Tuesday, September 04, 2012

SD -11 --the prozac edition--

Here I go.  So may questions, so many impulses, rants, raves.  I can't put my train of thoughts back in an order, on a track or even bundle them up and stick them in an ice cream truck.

Today I made an impulse decision to get back on chemicals.  It was an honest trial phase and I'm tired of feeling that lump of black sadness grow in my throat.  I can't avoid things I've been avoiding and I certainly am not finding comfort in food.  I'm just gaining weight.  I'll admit I'm at a messy crossroads.  Today was when I felt that all too familiar feeling of all that depression brings.  I know it well, like that all too familiar feeling of getting a paper cut.  Distinct: nothing else like it in the world.  And then if it's a bleeder you get the blood everywhere.  Wondering where it all went.  I'm in SD and I should be happy but all I do is sleep and dream away my time.  I avoid projects and advancement.  I avoid evolution and just find my worries at the bottom of a bowl of peanut m&ms.  I've been looking for comfort from other chemicals.  Let's get real, I'm trained in chemicals and I'm going about this all wrong.  So to an extent I feel like I've lost.  I feel like I'm the loser.  But there is a freedom in finding a small bandage to help.  Rant, rave, tears, lumps in throat, I just don't have it in me right now.

Moving on is the key.  I don't want to sit down.  I have to keep moving on.

**PROBLEM TO WORK ON**
Copy the blog post between "SD -11 --the" and "ice cream truck.", inclusive, and swap "ice cream truck" for "shoebox".

(Items from a data source)
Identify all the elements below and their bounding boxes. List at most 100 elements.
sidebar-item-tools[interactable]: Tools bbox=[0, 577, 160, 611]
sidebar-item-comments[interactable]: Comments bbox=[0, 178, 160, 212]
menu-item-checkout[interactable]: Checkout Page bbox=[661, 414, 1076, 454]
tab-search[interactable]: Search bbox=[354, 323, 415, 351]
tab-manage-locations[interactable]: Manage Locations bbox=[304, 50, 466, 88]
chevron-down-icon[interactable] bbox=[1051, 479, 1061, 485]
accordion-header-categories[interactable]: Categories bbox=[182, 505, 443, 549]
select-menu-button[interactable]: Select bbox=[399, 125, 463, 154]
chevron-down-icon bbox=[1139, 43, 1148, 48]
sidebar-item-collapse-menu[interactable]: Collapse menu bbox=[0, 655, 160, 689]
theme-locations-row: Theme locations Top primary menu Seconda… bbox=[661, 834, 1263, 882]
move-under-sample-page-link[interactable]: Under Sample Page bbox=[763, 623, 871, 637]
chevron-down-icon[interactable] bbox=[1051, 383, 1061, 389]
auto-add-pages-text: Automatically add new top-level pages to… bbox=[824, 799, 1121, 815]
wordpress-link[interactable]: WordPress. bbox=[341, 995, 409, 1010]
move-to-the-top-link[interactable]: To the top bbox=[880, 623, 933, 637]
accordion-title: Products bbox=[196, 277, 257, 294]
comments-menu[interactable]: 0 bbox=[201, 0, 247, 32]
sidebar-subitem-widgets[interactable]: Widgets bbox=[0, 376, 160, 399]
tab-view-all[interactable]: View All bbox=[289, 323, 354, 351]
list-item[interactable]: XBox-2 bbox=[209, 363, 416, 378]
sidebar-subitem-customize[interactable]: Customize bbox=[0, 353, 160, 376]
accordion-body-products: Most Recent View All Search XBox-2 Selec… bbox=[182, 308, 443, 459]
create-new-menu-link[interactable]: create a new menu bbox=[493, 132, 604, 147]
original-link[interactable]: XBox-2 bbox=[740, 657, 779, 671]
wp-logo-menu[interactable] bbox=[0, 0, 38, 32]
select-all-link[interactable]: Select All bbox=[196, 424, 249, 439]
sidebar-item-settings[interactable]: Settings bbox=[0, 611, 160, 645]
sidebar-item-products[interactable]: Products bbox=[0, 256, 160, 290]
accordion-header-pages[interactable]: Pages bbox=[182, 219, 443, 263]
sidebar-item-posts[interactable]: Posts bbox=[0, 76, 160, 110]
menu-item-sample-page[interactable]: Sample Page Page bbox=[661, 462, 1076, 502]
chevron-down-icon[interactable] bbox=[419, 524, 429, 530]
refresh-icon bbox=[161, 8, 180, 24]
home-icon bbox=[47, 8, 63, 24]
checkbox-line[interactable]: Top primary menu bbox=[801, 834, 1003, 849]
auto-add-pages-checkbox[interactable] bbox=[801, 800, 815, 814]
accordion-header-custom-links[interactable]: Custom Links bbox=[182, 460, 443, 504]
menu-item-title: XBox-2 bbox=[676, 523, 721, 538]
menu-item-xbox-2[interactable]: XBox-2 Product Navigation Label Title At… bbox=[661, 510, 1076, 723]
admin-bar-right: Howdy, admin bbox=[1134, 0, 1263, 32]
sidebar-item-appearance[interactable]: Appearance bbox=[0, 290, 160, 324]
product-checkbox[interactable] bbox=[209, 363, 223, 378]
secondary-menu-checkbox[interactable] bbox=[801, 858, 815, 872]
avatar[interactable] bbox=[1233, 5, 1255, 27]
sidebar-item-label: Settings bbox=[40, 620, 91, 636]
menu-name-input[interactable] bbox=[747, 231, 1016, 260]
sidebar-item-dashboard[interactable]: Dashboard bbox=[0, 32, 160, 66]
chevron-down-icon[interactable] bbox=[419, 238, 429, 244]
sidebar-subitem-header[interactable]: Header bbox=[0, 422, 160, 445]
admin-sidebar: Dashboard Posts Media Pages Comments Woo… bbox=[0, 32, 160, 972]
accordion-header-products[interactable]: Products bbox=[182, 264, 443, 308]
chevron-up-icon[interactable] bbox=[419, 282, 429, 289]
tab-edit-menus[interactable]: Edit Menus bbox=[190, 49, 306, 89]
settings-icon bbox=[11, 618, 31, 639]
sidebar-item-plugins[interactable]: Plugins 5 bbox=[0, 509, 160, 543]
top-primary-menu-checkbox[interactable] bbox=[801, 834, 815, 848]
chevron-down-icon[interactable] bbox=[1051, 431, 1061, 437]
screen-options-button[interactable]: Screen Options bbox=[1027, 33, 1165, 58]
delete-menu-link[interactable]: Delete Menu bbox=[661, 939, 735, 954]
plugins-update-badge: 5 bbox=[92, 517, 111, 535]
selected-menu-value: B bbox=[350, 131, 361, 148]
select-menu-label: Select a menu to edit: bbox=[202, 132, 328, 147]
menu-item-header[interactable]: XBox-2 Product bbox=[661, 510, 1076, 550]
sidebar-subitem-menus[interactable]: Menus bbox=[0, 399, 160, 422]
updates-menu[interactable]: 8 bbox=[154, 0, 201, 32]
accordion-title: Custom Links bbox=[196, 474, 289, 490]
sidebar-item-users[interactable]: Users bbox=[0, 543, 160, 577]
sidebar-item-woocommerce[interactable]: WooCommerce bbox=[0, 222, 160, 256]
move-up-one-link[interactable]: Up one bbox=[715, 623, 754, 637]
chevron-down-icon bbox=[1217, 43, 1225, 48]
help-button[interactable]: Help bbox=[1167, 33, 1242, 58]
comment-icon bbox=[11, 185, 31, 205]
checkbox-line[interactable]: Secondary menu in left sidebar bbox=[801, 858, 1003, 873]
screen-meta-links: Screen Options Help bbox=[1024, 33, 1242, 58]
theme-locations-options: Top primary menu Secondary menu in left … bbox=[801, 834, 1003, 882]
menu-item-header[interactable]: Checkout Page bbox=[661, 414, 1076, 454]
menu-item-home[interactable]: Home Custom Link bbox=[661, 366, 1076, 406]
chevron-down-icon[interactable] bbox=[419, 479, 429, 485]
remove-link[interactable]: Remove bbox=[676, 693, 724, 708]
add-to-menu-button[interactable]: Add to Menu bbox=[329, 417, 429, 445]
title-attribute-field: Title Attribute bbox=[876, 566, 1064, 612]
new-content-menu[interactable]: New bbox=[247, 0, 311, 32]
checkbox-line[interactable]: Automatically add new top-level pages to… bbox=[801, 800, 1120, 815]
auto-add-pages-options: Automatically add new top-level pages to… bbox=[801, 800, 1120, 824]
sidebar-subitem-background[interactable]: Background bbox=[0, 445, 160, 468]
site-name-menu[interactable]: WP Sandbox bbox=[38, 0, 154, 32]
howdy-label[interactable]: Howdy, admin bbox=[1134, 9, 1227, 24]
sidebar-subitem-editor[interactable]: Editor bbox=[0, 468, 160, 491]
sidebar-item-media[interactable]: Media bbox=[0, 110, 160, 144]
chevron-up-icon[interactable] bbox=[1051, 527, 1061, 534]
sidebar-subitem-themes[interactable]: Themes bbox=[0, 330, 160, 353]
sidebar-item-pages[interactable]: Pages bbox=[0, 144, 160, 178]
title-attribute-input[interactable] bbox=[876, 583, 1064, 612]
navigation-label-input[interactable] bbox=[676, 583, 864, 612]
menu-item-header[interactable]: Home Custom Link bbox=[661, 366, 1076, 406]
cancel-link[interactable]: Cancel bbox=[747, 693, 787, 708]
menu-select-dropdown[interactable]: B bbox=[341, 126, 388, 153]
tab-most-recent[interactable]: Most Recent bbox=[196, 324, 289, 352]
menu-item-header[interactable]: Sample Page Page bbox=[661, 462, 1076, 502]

**THE COMPLETED TASK**
SD -11 --the prozac edition--

Here I go.  So may questions, so many impulses, rants, raves.  I can't put my train of thoughts back in an order, on a track or even bundle them up and stick them in an shoebox.